> _Data shown_
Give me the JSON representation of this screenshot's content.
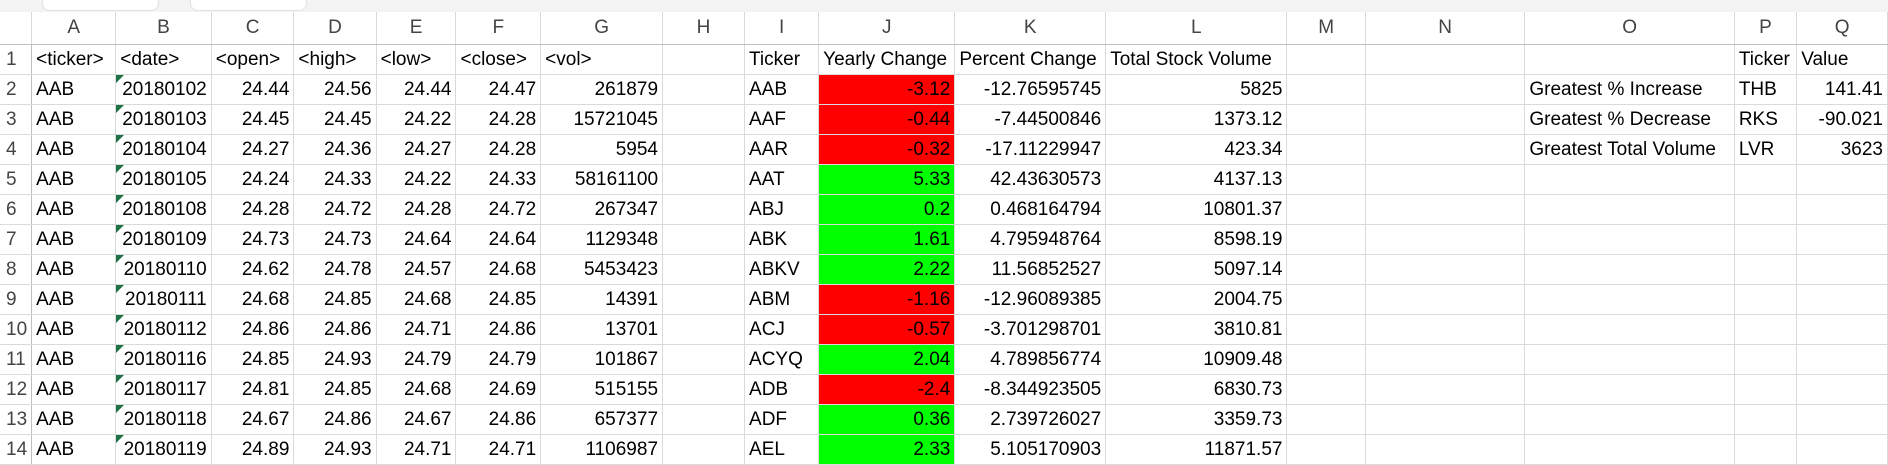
{
  "colors": {
    "positive": "#00ff00",
    "negative": "#ff0000",
    "flag": "#1e7145"
  },
  "columns": [
    "A",
    "B",
    "C",
    "D",
    "E",
    "F",
    "G",
    "H",
    "I",
    "J",
    "K",
    "L",
    "M",
    "N",
    "O",
    "P",
    "Q"
  ],
  "rows": [
    [
      "1",
      "<ticker>",
      "<date>",
      "<open>",
      "<high>",
      "<low>",
      "<close>",
      "<vol>",
      "",
      "Ticker",
      "Yearly Change",
      "Percent Change",
      "Total Stock Volume",
      "",
      "",
      "",
      "Ticker",
      "Value"
    ],
    [
      "2",
      "AAB",
      "20180102",
      "24.44",
      "24.56",
      "24.44",
      "24.47",
      "261879",
      "",
      "AAB",
      "-3.12",
      "-12.76595745",
      "5825",
      "",
      "",
      "Greatest % Increase",
      "THB",
      "141.41"
    ],
    [
      "3",
      "AAB",
      "20180103",
      "24.45",
      "24.45",
      "24.22",
      "24.28",
      "15721045",
      "",
      "AAF",
      "-0.44",
      "-7.44500846",
      "1373.12",
      "",
      "",
      "Greatest % Decrease",
      "RKS",
      "-90.021"
    ],
    [
      "4",
      "AAB",
      "20180104",
      "24.27",
      "24.36",
      "24.27",
      "24.28",
      "5954",
      "",
      "AAR",
      "-0.32",
      "-17.11229947",
      "423.34",
      "",
      "",
      "Greatest Total Volume",
      "LVR",
      "3623"
    ],
    [
      "5",
      "AAB",
      "20180105",
      "24.24",
      "24.33",
      "24.22",
      "24.33",
      "58161100",
      "",
      "AAT",
      "5.33",
      "42.43630573",
      "4137.13",
      "",
      "",
      "",
      "",
      ""
    ],
    [
      "6",
      "AAB",
      "20180108",
      "24.28",
      "24.72",
      "24.28",
      "24.72",
      "267347",
      "",
      "ABJ",
      "0.2",
      "0.468164794",
      "10801.37",
      "",
      "",
      "",
      "",
      ""
    ],
    [
      "7",
      "AAB",
      "20180109",
      "24.73",
      "24.73",
      "24.64",
      "24.64",
      "1129348",
      "",
      "ABK",
      "1.61",
      "4.795948764",
      "8598.19",
      "",
      "",
      "",
      "",
      ""
    ],
    [
      "8",
      "AAB",
      "20180110",
      "24.62",
      "24.78",
      "24.57",
      "24.68",
      "5453423",
      "",
      "ABKV",
      "2.22",
      "11.56852527",
      "5097.14",
      "",
      "",
      "",
      "",
      ""
    ],
    [
      "9",
      "AAB",
      "20180111",
      "24.68",
      "24.85",
      "24.68",
      "24.85",
      "14391",
      "",
      "ABM",
      "-1.16",
      "-12.96089385",
      "2004.75",
      "",
      "",
      "",
      "",
      ""
    ],
    [
      "10",
      "AAB",
      "20180112",
      "24.86",
      "24.86",
      "24.71",
      "24.86",
      "13701",
      "",
      "ACJ",
      "-0.57",
      "-3.701298701",
      "3810.81",
      "",
      "",
      "",
      "",
      ""
    ],
    [
      "11",
      "AAB",
      "20180116",
      "24.85",
      "24.93",
      "24.79",
      "24.79",
      "101867",
      "",
      "ACYQ",
      "2.04",
      "4.789856774",
      "10909.48",
      "",
      "",
      "",
      "",
      ""
    ],
    [
      "12",
      "AAB",
      "20180117",
      "24.81",
      "24.85",
      "24.68",
      "24.69",
      "515155",
      "",
      "ADB",
      "-2.4",
      "-8.344923505",
      "6830.73",
      "",
      "",
      "",
      "",
      ""
    ],
    [
      "13",
      "AAB",
      "20180118",
      "24.67",
      "24.86",
      "24.67",
      "24.86",
      "657377",
      "",
      "ADF",
      "0.36",
      "2.739726027",
      "3359.73",
      "",
      "",
      "",
      "",
      ""
    ],
    [
      "14",
      "AAB",
      "20180119",
      "24.89",
      "24.93",
      "24.71",
      "24.71",
      "1106987",
      "",
      "AEL",
      "2.33",
      "5.105170903",
      "11871.57",
      "",
      "",
      "",
      "",
      ""
    ]
  ]
}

> _Your instructions_
Transcribe the records above verbatim. Do not carry over any picture.

> _Task solution_
Give me the JSON representation of this screenshot's content.
{
  "colors": {
    "positive": "#00ff00",
    "negative": "#ff0000",
    "flag": "#1e7145"
  },
  "columns": [
    "A",
    "B",
    "C",
    "D",
    "E",
    "F",
    "G",
    "H",
    "I",
    "J",
    "K",
    "L",
    "M",
    "N",
    "O",
    "P",
    "Q"
  ],
  "rows": [
    [
      "1",
      "<ticker>",
      "<date>",
      "<open>",
      "<high>",
      "<low>",
      "<close>",
      "<vol>",
      "",
      "Ticker",
      "Yearly Change",
      "Percent Change",
      "Total Stock Volume",
      "",
      "",
      "",
      "Ticker",
      "Value"
    ],
    [
      "2",
      "AAB",
      "20180102",
      "24.44",
      "24.56",
      "24.44",
      "24.47",
      "261879",
      "",
      "AAB",
      "-3.12",
      "-12.76595745",
      "5825",
      "",
      "",
      "Greatest % Increase",
      "THB",
      "141.41"
    ],
    [
      "3",
      "AAB",
      "20180103",
      "24.45",
      "24.45",
      "24.22",
      "24.28",
      "15721045",
      "",
      "AAF",
      "-0.44",
      "-7.44500846",
      "1373.12",
      "",
      "",
      "Greatest % Decrease",
      "RKS",
      "-90.021"
    ],
    [
      "4",
      "AAB",
      "20180104",
      "24.27",
      "24.36",
      "24.27",
      "24.28",
      "5954",
      "",
      "AAR",
      "-0.32",
      "-17.11229947",
      "423.34",
      "",
      "",
      "Greatest Total Volume",
      "LVR",
      "3623"
    ],
    [
      "5",
      "AAB",
      "20180105",
      "24.24",
      "24.33",
      "24.22",
      "24.33",
      "58161100",
      "",
      "AAT",
      "5.33",
      "42.43630573",
      "4137.13",
      "",
      "",
      "",
      "",
      ""
    ],
    [
      "6",
      "AAB",
      "20180108",
      "24.28",
      "24.72",
      "24.28",
      "24.72",
      "267347",
      "",
      "ABJ",
      "0.2",
      "0.468164794",
      "10801.37",
      "",
      "",
      "",
      "",
      ""
    ],
    [
      "7",
      "AAB",
      "20180109",
      "24.73",
      "24.73",
      "24.64",
      "24.64",
      "1129348",
      "",
      "ABK",
      "1.61",
      "4.795948764",
      "8598.19",
      "",
      "",
      "",
      "",
      ""
    ],
    [
      "8",
      "AAB",
      "20180110",
      "24.62",
      "24.78",
      "24.57",
      "24.68",
      "5453423",
      "",
      "ABKV",
      "2.22",
      "11.56852527",
      "5097.14",
      "",
      "",
      "",
      "",
      ""
    ],
    [
      "9",
      "AAB",
      "20180111",
      "24.68",
      "24.85",
      "24.68",
      "24.85",
      "14391",
      "",
      "ABM",
      "-1.16",
      "-12.96089385",
      "2004.75",
      "",
      "",
      "",
      "",
      ""
    ],
    [
      "10",
      "AAB",
      "20180112",
      "24.86",
      "24.86",
      "24.71",
      "24.86",
      "13701",
      "",
      "ACJ",
      "-0.57",
      "-3.701298701",
      "3810.81",
      "",
      "",
      "",
      "",
      ""
    ],
    [
      "11",
      "AAB",
      "20180116",
      "24.85",
      "24.93",
      "24.79",
      "24.79",
      "101867",
      "",
      "ACYQ",
      "2.04",
      "4.789856774",
      "10909.48",
      "",
      "",
      "",
      "",
      ""
    ],
    [
      "12",
      "AAB",
      "20180117",
      "24.81",
      "24.85",
      "24.68",
      "24.69",
      "515155",
      "",
      "ADB",
      "-2.4",
      "-8.344923505",
      "6830.73",
      "",
      "",
      "",
      "",
      ""
    ],
    [
      "13",
      "AAB",
      "20180118",
      "24.67",
      "24.86",
      "24.67",
      "24.86",
      "657377",
      "",
      "ADF",
      "0.36",
      "2.739726027",
      "3359.73",
      "",
      "",
      "",
      "",
      ""
    ],
    [
      "14",
      "AAB",
      "20180119",
      "24.89",
      "24.93",
      "24.71",
      "24.71",
      "1106987",
      "",
      "AEL",
      "2.33",
      "5.105170903",
      "11871.57",
      "",
      "",
      "",
      "",
      ""
    ]
  ]
}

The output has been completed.